● **TASK TO COMPLETE**
Write out the whole listing, matching it exactly.

Start of ENTRIES PROVIDED

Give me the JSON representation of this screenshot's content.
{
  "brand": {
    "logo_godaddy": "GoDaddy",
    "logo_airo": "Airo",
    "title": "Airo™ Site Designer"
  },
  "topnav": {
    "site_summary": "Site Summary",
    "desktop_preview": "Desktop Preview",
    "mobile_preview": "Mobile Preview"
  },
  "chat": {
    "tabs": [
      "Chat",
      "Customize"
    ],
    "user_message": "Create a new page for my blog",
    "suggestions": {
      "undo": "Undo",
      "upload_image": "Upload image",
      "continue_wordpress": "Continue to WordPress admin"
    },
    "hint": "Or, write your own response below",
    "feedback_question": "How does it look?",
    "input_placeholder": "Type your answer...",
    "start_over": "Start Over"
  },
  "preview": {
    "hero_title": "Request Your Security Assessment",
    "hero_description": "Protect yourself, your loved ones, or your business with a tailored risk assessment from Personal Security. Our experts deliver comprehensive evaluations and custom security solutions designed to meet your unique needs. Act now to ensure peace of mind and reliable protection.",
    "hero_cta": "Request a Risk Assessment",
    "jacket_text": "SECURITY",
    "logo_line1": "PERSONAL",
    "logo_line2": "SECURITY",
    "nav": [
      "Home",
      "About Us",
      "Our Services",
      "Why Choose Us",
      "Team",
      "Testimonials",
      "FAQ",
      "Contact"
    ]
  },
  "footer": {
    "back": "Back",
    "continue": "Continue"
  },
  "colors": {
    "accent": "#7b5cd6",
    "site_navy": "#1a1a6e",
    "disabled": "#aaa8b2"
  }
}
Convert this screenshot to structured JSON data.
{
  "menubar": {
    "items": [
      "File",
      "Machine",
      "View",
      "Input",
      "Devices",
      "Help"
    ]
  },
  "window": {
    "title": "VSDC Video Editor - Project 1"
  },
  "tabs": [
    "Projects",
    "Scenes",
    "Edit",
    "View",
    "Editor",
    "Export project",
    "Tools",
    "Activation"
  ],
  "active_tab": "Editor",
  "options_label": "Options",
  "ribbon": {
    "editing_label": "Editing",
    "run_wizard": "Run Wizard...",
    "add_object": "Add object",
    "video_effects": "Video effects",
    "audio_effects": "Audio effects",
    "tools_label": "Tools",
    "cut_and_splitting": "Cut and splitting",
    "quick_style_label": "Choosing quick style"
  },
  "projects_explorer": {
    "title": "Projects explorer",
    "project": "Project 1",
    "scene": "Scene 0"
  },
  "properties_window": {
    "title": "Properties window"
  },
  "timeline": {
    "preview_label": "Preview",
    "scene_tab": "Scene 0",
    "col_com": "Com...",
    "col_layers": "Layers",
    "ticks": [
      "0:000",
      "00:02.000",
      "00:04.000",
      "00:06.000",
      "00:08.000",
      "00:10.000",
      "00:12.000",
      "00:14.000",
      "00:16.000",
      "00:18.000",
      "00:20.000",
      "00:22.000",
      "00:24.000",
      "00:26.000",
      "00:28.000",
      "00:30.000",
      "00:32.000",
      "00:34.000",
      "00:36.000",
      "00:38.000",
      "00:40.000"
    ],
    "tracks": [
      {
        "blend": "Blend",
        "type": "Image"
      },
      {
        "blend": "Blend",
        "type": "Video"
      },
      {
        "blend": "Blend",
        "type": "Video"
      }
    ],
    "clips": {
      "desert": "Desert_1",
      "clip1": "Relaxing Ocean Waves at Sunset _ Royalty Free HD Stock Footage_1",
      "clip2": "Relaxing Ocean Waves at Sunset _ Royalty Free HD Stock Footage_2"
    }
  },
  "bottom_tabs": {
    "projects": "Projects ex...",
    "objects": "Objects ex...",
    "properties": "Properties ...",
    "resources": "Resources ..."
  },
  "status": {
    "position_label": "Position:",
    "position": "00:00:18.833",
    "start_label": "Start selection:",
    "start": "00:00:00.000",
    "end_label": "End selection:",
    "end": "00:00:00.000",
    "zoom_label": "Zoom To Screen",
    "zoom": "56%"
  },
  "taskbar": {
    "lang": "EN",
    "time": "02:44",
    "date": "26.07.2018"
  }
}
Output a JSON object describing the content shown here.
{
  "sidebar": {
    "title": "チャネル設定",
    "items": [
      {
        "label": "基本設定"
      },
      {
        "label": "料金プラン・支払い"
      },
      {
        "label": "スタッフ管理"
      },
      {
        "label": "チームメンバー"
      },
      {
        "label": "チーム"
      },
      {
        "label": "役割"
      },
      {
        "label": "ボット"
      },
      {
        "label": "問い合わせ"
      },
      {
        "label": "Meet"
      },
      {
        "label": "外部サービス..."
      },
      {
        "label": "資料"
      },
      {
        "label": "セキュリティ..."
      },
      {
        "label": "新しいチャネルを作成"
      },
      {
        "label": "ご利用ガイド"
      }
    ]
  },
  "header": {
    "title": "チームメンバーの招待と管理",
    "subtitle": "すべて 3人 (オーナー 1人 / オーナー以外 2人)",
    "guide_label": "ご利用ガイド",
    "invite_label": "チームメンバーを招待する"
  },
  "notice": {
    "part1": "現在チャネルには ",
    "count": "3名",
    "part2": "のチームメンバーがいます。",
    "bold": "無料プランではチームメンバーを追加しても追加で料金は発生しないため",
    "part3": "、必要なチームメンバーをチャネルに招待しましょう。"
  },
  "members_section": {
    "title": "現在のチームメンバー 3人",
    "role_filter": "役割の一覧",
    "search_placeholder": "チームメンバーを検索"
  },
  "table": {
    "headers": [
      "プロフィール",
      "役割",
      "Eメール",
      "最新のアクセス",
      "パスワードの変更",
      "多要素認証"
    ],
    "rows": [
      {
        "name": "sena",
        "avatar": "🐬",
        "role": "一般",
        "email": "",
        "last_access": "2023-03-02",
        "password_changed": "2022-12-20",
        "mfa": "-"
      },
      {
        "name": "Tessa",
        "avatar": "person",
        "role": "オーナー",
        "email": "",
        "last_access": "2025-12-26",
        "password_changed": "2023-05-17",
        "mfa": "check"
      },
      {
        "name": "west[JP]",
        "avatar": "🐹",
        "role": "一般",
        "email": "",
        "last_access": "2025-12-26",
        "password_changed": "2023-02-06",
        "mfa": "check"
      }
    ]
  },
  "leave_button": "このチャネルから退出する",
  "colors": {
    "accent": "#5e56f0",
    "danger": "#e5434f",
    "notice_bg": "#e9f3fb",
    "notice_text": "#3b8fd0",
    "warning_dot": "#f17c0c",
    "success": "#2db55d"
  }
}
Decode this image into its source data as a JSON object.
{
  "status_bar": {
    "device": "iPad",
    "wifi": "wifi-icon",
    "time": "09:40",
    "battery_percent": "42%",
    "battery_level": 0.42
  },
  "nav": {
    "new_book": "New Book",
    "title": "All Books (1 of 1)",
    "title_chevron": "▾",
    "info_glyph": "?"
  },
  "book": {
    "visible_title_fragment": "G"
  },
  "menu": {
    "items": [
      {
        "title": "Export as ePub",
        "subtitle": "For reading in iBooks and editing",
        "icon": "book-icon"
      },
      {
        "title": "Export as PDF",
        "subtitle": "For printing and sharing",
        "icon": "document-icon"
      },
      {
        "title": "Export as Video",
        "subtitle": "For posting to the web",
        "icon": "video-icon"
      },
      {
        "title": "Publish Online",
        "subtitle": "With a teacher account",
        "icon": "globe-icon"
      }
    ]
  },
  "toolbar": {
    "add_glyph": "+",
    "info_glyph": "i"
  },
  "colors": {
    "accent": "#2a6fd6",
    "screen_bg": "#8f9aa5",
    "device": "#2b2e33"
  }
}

End of ENTRIES PROVIDED

● **WRITTEN ANSWER**
Give me the JSON representation of this screenshot's content.
{
  "brand": {
    "logo_godaddy": "GoDaddy",
    "logo_airo": "Airo",
    "title": "Airo™ Site Designer"
  },
  "topnav": {
    "site_summary": "Site Summary",
    "desktop_preview": "Desktop Preview",
    "mobile_preview": "Mobile Preview"
  },
  "chat": {
    "tabs": [
      "Chat",
      "Customize"
    ],
    "user_message": "Create a new page for my blog",
    "suggestions": {
      "undo": "Undo",
      "upload_image": "Upload image",
      "continue_wordpress": "Continue to WordPress admin"
    },
    "hint": "Or, write your own response below",
    "feedback_question": "How does it look?",
    "input_placeholder": "Type your answer...",
    "start_over": "Start Over"
  },
  "preview": {
    "hero_title": "Request Your Security Assessment",
    "hero_description": "Protect yourself, your loved ones, or your business with a tailored risk assessment from Personal Security. Our experts deliver comprehensive evaluations and custom security solutions designed to meet your unique needs. Act now to ensure peace of mind and reliable protection.",
    "hero_cta": "Request a Risk Assessment",
    "jacket_text": "SECURITY",
    "logo_line1": "PERSONAL",
    "logo_line2": "SECURITY",
    "nav": [
      "Home",
      "About Us",
      "Our Services",
      "Why Choose Us",
      "Team",
      "Testimonials",
      "FAQ",
      "Contact"
    ]
  },
  "footer": {
    "back": "Back",
    "continue": "Continue"
  },
  "colors": {
    "accent": "#7b5cd6",
    "site_navy": "#1a1a6e",
    "disabled": "#aaa8b2"
  }
}
Convert this screenshot to structured JSON data.
{
  "menubar": {
    "items": [
      "File",
      "Machine",
      "View",
      "Input",
      "Devices",
      "Help"
    ]
  },
  "window": {
    "title": "VSDC Video Editor - Project 1"
  },
  "tabs": [
    "Projects",
    "Scenes",
    "Edit",
    "View",
    "Editor",
    "Export project",
    "Tools",
    "Activation"
  ],
  "active_tab": "Editor",
  "options_label": "Options",
  "ribbon": {
    "editing_label": "Editing",
    "run_wizard": "Run Wizard...",
    "add_object": "Add object",
    "video_effects": "Video effects",
    "audio_effects": "Audio effects",
    "tools_label": "Tools",
    "cut_and_splitting": "Cut and splitting",
    "quick_style_label": "Choosing quick style"
  },
  "projects_explorer": {
    "title": "Projects explorer",
    "project": "Project 1",
    "scene": "Scene 0"
  },
  "properties_window": {
    "title": "Properties window"
  },
  "timeline": {
    "preview_label": "Preview",
    "scene_tab": "Scene 0",
    "col_com": "Com...",
    "col_layers": "Layers",
    "ticks": [
      "0:000",
      "00:02.000",
      "00:04.000",
      "00:06.000",
      "00:08.000",
      "00:10.000",
      "00:12.000",
      "00:14.000",
      "00:16.000",
      "00:18.000",
      "00:20.000",
      "00:22.000",
      "00:24.000",
      "00:26.000",
      "00:28.000",
      "00:30.000",
      "00:32.000",
      "00:34.000",
      "00:36.000",
      "00:38.000",
      "00:40.000"
    ],
    "tracks": [
      {
        "blend": "Blend",
        "type": "Image"
      },
      {
        "blend": "Blend",
        "type": "Video"
      },
      {
        "blend": "Blend",
        "type": "Video"
      }
    ],
    "clips": {
      "desert": "Desert_1",
      "clip1": "Relaxing Ocean Waves at Sunset _ Royalty Free HD Stock Footage_1",
      "clip2": "Relaxing Ocean Waves at Sunset _ Royalty Free HD Stock Footage_2"
    }
  },
  "bottom_tabs": {
    "projects": "Projects ex...",
    "objects": "Objects ex...",
    "properties": "Properties ...",
    "resources": "Resources ..."
  },
  "status": {
    "position_label": "Position:",
    "position": "00:00:18.833",
    "start_label": "Start selection:",
    "start": "00:00:00.000",
    "end_label": "End selection:",
    "end": "00:00:00.000",
    "zoom_label": "Zoom To Screen",
    "zoom": "56%"
  },
  "taskbar": {
    "lang": "EN",
    "time": "02:44",
    "date": "26.07.2018"
  }
}
Output a JSON object describing the content shown here.
{
  "sidebar": {
    "title": "チャネル設定",
    "items": [
      {
        "label": "基本設定"
      },
      {
        "label": "料金プラン・支払い"
      },
      {
        "label": "スタッフ管理"
      },
      {
        "label": "チームメンバー"
      },
      {
        "label": "チーム"
      },
      {
        "label": "役割"
      },
      {
        "label": "ボット"
      },
      {
        "label": "問い合わせ"
      },
      {
        "label": "Meet"
      },
      {
        "label": "外部サービス..."
      },
      {
        "label": "資料"
      },
      {
        "label": "セキュリティ..."
      },
      {
        "label": "新しいチャネルを作成"
      },
      {
        "label": "ご利用ガイド"
      }
    ]
  },
  "header": {
    "title": "チームメンバーの招待と管理",
    "subtitle": "すべて 3人 (オーナー 1人 / オーナー以外 2人)",
    "guide_label": "ご利用ガイド",
    "invite_label": "チームメンバーを招待する"
  },
  "notice": {
    "part1": "現在チャネルには ",
    "count": "3名",
    "part2": "のチームメンバーがいます。",
    "bold": "無料プランではチームメンバーを追加しても追加で料金は発生しないため",
    "part3": "、必要なチームメンバーをチャネルに招待しましょう。"
  },
  "members_section": {
    "title": "現在のチームメンバー 3人",
    "role_filter": "役割の一覧",
    "search_placeholder": "チームメンバーを検索"
  },
  "table": {
    "headers": [
      "プロフィール",
      "役割",
      "Eメール",
      "最新のアクセス",
      "パスワードの変更",
      "多要素認証"
    ],
    "rows": [
      {
        "name": "sena",
        "avatar": "🐬",
        "role": "一般",
        "email": "",
        "last_access": "2023-03-02",
        "password_changed": "2022-12-20",
        "mfa": "-"
      },
      {
        "name": "Tessa",
        "avatar": "person",
        "role": "オーナー",
        "email": "",
        "last_access": "2025-12-26",
        "password_changed": "2023-05-17",
        "mfa": "check"
      },
      {
        "name": "west[JP]",
        "avatar": "🐹",
        "role": "一般",
        "email": "",
        "last_access": "2025-12-26",
        "password_changed": "2023-02-06",
        "mfa": "check"
      }
    ]
  },
  "leave_button": "このチャネルから退出する",
  "colors": {
    "accent": "#5e56f0",
    "danger": "#e5434f",
    "notice_bg": "#e9f3fb",
    "notice_text": "#3b8fd0",
    "warning_dot": "#f17c0c",
    "success": "#2db55d"
  }
}
Decode this image into its source data as a JSON object.
{
  "status_bar": {
    "device": "iPad",
    "wifi": "wifi-icon",
    "time": "09:40",
    "battery_percent": "42%",
    "battery_level": 0.42
  },
  "nav": {
    "new_book": "New Book",
    "title": "All Books (1 of 1)",
    "title_chevron": "▾",
    "info_glyph": "?"
  },
  "book": {
    "visible_title_fragment": "G"
  },
  "menu": {
    "items": [
      {
        "title": "Export as ePub",
        "subtitle": "For reading in iBooks and editing",
        "icon": "book-icon"
      },
      {
        "title": "Export as PDF",
        "subtitle": "For printing and sharing",
        "icon": "document-icon"
      },
      {
        "title": "Export as Video",
        "subtitle": "For posting to the web",
        "icon": "video-icon"
      },
      {
        "title": "Publish Online",
        "subtitle": "With a teacher account",
        "icon": "globe-icon"
      }
    ]
  },
  "toolbar": {
    "add_glyph": "+",
    "info_glyph": "i"
  },
  "colors": {
    "accent": "#2a6fd6",
    "screen_bg": "#8f9aa5",
    "device": "#2b2e33"
  }
}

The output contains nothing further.